Stored entries:
— start —

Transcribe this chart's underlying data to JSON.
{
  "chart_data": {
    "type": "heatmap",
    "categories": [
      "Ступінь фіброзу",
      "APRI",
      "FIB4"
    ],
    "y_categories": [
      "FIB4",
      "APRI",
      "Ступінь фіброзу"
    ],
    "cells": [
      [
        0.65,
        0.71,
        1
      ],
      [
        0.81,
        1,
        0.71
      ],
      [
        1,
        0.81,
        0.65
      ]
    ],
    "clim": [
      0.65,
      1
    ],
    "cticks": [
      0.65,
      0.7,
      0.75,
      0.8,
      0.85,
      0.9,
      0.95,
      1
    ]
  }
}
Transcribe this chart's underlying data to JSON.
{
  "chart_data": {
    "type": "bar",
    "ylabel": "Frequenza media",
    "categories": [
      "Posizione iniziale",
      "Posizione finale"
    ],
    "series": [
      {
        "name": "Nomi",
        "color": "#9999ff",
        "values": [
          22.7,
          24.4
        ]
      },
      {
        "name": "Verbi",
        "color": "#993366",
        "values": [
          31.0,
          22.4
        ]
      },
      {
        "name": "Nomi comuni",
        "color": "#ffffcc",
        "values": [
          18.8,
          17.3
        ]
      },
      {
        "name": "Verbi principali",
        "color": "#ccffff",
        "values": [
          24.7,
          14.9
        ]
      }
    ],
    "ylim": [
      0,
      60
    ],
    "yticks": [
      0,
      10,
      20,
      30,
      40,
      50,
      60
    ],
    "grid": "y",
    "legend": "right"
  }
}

— end —

Each record above should be returned exactly as it appears.

Transcribe this chart's underlying data to JSON.
{
  "chart_data": {
    "type": "heatmap",
    "categories": [
      "Ступінь фіброзу",
      "APRI",
      "FIB4"
    ],
    "y_categories": [
      "FIB4",
      "APRI",
      "Ступінь фіброзу"
    ],
    "cells": [
      [
        0.65,
        0.71,
        1
      ],
      [
        0.81,
        1,
        0.71
      ],
      [
        1,
        0.81,
        0.65
      ]
    ],
    "clim": [
      0.65,
      1
    ],
    "cticks": [
      0.65,
      0.7,
      0.75,
      0.8,
      0.85,
      0.9,
      0.95,
      1
    ]
  }
}
Transcribe this chart's underlying data to JSON.
{
  "chart_data": {
    "type": "bar",
    "ylabel": "Frequenza media",
    "categories": [
      "Posizione iniziale",
      "Posizione finale"
    ],
    "series": [
      {
        "name": "Nomi",
        "color": "#9999ff",
        "values": [
          22.7,
          24.4
        ]
      },
      {
        "name": "Verbi",
        "color": "#993366",
        "values": [
          31.0,
          22.4
        ]
      },
      {
        "name": "Nomi comuni",
        "color": "#ffffcc",
        "values": [
          18.8,
          17.3
        ]
      },
      {
        "name": "Verbi principali",
        "color": "#ccffff",
        "values": [
          24.7,
          14.9
        ]
      }
    ],
    "ylim": [
      0,
      60
    ],
    "yticks": [
      0,
      10,
      20,
      30,
      40,
      50,
      60
    ],
    "grid": "y",
    "legend": "right"
  }
}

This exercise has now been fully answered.